◆ Task to complete ◆
Search the material below for the string "anexo" and list each line that holds it.

--- START OF Records for this task ---

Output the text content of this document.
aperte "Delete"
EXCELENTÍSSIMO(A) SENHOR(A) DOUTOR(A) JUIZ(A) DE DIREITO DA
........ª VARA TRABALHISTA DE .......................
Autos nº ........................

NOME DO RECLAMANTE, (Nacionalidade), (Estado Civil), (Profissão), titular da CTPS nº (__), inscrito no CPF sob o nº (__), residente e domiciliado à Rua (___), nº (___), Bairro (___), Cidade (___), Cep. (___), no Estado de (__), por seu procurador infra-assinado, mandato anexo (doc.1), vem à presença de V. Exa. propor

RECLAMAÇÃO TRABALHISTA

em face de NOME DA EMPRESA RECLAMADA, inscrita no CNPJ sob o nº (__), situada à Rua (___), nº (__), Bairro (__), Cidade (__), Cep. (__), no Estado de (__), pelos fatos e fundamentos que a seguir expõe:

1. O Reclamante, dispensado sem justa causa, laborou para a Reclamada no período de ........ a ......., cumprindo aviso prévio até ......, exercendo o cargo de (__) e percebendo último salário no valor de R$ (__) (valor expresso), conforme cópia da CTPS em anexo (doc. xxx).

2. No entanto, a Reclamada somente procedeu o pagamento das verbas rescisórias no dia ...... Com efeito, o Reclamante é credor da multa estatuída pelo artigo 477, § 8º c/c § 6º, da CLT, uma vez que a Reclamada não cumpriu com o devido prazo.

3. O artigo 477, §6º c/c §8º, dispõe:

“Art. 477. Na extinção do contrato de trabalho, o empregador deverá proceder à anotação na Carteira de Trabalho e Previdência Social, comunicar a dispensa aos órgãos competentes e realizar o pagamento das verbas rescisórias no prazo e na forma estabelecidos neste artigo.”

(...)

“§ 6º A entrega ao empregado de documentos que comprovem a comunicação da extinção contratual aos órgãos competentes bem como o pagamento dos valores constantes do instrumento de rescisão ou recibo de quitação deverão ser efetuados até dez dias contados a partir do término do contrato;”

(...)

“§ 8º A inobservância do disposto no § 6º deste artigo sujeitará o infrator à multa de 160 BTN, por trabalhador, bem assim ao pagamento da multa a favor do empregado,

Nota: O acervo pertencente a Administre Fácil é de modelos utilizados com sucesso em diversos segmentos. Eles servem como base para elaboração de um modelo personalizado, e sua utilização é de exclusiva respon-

--- END OF Records for this task ---
--- START OF Records for this task ---

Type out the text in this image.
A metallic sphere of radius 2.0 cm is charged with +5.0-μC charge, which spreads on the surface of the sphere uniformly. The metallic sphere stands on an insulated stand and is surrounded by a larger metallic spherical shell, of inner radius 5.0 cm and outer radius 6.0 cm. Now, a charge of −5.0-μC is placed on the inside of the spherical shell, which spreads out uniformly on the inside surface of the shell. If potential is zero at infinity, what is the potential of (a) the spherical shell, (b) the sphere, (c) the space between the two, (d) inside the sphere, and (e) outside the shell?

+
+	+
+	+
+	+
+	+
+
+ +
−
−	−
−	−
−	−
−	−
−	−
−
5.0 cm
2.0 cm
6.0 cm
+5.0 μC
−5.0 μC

--- END OF Records for this task ---

◆ The reply ◆
NOME DO RECLAMANTE, (Nacionalidade), (Estado Civil), (Profissão), titular da CTPS nº (__), inscrito no CPF sob o nº (__), residente e domiciliado à Rua (___), nº (___), Bairro (___), Cidade (___), Cep. (___), no Estado de (__), por seu procurador infra-assinado, mandato anexo (doc.1), vem à presença de V. Exa. propor
1. O Reclamante, dispensado sem justa causa, laborou para a Reclamada no período de ........ a ......., cumprindo aviso prévio até ......, exercendo o cargo de (__) e percebendo último salário no valor de R$ (__) (valor expresso), conforme cópia da CTPS em anexo (doc. xxx).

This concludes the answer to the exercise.